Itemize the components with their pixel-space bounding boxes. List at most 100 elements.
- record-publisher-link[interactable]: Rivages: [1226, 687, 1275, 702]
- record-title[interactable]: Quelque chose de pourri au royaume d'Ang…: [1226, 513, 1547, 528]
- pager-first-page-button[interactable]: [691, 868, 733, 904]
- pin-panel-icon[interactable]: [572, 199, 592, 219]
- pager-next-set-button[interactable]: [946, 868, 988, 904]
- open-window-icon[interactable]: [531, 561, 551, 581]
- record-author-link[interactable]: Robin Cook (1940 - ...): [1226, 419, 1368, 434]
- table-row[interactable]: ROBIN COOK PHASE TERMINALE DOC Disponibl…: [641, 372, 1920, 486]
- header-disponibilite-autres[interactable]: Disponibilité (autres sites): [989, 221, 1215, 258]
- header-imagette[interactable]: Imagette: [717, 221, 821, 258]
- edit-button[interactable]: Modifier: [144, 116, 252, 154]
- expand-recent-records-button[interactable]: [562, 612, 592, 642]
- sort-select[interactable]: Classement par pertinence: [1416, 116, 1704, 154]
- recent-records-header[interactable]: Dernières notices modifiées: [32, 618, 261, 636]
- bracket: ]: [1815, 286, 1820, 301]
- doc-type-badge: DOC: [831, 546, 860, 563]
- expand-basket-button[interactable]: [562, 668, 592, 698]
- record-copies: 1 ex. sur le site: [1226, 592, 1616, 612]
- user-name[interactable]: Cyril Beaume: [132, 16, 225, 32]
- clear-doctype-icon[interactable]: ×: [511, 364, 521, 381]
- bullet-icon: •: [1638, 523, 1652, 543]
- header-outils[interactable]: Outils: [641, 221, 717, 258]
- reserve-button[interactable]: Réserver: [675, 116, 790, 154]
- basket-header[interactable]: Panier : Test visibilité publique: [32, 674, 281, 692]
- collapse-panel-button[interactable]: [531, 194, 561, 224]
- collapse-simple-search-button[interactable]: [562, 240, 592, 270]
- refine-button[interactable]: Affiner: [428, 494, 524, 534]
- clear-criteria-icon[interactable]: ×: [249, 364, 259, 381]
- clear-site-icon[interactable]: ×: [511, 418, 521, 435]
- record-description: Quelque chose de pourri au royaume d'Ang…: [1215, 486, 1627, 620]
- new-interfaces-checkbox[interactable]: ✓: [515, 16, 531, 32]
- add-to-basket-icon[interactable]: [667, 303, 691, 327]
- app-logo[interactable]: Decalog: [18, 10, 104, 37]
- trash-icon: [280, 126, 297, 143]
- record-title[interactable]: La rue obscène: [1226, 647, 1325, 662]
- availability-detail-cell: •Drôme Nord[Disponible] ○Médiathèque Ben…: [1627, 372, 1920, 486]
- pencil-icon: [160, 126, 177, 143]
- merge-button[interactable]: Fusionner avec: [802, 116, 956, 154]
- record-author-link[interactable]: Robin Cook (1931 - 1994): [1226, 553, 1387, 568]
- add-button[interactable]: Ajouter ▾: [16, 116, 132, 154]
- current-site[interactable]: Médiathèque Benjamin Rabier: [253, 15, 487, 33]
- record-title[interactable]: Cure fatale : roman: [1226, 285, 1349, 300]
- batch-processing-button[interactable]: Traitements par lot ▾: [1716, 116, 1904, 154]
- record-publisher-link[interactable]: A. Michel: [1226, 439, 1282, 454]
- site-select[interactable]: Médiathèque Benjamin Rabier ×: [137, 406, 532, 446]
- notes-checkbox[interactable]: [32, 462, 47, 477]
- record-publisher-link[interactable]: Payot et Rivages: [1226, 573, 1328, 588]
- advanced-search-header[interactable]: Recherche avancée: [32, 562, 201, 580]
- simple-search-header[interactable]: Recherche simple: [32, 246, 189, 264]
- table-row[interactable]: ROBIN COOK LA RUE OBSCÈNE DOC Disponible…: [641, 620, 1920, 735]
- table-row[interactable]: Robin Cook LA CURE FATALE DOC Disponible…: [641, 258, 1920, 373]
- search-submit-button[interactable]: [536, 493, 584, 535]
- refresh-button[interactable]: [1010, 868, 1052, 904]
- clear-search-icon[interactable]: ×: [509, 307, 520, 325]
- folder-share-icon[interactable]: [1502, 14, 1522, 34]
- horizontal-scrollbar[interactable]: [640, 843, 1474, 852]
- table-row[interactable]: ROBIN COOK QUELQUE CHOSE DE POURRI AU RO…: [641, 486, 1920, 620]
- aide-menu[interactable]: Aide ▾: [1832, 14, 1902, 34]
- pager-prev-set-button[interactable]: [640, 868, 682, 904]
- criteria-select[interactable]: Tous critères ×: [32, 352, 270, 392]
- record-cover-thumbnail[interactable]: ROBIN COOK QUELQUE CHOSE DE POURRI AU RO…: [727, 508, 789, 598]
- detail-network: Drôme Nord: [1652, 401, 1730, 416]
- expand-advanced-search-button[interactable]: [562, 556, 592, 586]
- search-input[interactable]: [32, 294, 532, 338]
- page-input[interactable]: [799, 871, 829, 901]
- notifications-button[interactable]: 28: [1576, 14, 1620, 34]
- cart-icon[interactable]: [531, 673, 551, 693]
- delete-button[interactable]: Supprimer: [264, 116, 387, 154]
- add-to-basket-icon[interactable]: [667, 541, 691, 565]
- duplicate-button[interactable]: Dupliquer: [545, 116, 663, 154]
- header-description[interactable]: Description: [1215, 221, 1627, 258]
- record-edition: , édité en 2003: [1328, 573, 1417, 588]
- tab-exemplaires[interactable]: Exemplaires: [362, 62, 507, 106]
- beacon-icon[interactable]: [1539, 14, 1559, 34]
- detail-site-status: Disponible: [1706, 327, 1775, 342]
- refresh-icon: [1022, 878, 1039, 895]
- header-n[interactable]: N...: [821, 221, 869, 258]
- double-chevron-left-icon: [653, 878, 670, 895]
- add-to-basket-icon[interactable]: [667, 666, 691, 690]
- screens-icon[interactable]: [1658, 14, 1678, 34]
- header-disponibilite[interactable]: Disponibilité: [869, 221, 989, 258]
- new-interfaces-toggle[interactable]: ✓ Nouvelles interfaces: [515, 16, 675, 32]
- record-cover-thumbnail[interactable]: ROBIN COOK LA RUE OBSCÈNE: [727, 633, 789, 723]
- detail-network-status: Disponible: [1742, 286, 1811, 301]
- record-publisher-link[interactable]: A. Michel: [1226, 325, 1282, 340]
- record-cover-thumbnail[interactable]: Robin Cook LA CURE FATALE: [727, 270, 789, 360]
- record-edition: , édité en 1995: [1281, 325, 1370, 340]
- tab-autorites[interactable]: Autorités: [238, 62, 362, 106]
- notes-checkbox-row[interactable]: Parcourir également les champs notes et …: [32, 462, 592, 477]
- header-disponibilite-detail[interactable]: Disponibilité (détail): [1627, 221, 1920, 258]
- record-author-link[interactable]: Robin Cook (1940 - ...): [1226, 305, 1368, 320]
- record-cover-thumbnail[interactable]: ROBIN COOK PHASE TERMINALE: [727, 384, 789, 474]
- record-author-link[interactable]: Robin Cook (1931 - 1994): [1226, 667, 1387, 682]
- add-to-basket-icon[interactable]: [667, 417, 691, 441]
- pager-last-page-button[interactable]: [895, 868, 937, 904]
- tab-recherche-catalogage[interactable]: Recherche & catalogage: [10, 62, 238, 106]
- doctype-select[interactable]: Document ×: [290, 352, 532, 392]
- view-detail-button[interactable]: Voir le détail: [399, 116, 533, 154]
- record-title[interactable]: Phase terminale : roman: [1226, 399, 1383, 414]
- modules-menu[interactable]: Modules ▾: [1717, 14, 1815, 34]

^^^^^^^^

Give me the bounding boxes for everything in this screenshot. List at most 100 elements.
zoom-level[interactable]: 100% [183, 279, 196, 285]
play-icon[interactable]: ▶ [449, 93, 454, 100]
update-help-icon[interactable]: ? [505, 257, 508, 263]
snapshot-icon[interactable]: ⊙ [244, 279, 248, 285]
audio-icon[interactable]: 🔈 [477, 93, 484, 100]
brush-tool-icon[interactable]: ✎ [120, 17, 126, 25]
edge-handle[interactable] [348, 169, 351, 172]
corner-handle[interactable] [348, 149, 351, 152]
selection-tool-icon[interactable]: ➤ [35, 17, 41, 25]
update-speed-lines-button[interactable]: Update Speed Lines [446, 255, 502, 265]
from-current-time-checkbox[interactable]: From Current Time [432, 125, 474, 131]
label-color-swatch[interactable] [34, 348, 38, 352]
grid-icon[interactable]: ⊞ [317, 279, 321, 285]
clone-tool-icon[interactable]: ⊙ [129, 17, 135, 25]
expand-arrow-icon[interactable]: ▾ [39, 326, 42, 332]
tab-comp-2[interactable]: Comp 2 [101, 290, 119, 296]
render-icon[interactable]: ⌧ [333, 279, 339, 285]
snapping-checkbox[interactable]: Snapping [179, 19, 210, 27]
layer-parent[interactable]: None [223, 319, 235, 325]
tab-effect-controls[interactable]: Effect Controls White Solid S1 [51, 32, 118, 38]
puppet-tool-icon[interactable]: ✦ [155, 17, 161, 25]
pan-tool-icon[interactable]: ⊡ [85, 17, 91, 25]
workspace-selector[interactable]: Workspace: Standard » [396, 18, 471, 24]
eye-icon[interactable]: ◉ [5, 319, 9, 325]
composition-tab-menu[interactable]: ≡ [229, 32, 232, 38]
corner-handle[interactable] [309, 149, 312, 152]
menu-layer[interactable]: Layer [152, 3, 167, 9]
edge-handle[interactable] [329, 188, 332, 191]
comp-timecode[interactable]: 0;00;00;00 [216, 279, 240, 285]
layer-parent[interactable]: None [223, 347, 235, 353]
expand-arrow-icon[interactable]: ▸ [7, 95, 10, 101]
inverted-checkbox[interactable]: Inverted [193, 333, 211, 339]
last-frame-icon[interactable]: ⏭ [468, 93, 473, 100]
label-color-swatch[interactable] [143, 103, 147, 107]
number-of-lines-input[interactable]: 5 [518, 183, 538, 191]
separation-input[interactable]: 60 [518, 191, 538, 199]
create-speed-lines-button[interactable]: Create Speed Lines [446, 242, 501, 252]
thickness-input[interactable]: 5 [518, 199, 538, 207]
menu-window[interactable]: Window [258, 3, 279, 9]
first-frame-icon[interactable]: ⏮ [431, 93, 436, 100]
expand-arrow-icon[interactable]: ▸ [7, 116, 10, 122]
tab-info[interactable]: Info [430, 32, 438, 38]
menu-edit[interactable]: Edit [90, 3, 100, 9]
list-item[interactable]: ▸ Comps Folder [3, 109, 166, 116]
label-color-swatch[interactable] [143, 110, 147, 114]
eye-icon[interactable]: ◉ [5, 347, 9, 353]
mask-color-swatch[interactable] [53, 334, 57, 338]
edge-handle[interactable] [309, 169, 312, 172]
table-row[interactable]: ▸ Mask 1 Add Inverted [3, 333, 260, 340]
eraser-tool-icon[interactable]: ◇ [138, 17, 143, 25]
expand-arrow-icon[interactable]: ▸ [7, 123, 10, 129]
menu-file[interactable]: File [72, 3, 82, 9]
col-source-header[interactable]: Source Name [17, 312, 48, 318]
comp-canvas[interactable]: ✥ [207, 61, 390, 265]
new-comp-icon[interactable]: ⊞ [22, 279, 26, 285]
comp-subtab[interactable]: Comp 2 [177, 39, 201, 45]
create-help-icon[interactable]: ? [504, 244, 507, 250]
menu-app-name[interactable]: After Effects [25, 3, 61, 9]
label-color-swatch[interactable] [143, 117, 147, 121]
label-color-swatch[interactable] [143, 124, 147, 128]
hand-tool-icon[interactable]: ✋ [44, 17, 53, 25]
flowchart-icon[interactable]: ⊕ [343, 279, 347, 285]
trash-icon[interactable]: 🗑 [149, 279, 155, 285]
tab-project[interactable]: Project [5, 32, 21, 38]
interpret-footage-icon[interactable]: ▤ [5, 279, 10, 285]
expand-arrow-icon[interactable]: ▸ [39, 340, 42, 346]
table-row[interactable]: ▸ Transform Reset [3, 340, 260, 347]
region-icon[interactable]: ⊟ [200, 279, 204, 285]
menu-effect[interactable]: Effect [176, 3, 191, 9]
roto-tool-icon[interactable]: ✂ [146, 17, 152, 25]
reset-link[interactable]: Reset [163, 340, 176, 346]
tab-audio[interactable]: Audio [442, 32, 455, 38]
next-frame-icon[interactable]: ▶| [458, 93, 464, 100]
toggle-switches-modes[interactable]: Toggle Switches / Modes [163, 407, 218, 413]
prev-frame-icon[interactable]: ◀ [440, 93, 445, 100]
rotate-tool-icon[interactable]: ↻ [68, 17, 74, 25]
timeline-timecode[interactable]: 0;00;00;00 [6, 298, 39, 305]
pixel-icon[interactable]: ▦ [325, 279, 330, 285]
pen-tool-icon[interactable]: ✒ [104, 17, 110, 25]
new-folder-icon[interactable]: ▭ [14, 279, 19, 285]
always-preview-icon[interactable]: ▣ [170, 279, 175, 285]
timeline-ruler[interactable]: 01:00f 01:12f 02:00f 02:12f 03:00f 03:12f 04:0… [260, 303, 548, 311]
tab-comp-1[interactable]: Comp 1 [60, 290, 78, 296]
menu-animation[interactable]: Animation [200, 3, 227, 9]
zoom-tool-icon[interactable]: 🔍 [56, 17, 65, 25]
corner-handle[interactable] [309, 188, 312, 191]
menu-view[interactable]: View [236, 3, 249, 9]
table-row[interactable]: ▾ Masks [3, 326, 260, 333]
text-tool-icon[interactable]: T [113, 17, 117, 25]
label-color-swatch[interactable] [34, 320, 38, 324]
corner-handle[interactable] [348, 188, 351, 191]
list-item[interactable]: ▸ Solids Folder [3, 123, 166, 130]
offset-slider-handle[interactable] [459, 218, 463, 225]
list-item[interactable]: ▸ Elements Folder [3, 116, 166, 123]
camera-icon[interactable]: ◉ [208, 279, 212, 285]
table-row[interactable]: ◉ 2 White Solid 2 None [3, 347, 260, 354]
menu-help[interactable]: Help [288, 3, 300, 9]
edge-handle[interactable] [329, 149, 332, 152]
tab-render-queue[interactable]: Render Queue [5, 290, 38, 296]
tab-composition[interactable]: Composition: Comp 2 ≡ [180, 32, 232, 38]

^^^^^^^^

§ **Aim**
Rewrite the lines beginning with the one containing "Itemize the components" and running through the one containing "419, 1368, 434]", changing "interactable" to "clickable" and keeping everything else the same. Give back only those lines.

§ **Output for this exercise**
Itemize the components with their pixel-space bounding boxes. List at most 100 elements.
- record-publisher-link[clickable]: Rivages: [1226, 687, 1275, 702]
- record-title[clickable]: Quelque chose de pourri au royaume d'Ang…: [1226, 513, 1547, 528]
- pager-first-page-button[clickable]: [691, 868, 733, 904]
- pin-panel-icon[clickable]: [572, 199, 592, 219]
- pager-next-set-button[clickable]: [946, 868, 988, 904]
- open-window-icon[clickable]: [531, 561, 551, 581]
- record-author-link[clickable]: Robin Cook (1940 - ...): [1226, 419, 1368, 434]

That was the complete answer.